— Begin Information provided —
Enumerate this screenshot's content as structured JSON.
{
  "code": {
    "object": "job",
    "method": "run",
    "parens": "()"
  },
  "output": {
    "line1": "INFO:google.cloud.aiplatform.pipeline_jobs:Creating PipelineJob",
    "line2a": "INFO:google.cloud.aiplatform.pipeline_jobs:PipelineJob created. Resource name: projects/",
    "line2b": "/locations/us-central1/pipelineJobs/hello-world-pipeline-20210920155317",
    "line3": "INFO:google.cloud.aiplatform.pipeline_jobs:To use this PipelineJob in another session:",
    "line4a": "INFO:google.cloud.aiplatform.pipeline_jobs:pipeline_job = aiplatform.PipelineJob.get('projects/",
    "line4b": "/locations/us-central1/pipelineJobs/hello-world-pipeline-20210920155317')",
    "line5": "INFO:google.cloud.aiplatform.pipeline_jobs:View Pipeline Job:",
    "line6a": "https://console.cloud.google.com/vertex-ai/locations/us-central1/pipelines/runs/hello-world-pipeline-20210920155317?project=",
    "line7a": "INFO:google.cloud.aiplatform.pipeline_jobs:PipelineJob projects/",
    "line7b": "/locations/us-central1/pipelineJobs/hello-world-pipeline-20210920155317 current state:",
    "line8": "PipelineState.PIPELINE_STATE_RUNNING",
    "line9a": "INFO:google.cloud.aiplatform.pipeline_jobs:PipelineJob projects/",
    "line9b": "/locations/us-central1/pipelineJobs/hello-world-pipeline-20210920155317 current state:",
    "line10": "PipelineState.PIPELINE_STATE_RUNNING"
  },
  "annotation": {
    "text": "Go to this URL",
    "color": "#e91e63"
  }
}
— End Information provided —
- [Goal of the exercise]: Look through the entries and return every line where "current" appears.

- [Finished exercise]:
    "line7b": "/locations/us-central1/pipelineJobs/hello-world-pipeline-20210920155317 current state:",
    "line9b": "/locations/us-central1/pipelineJobs/hello-world-pipeline-20210920155317 current state:",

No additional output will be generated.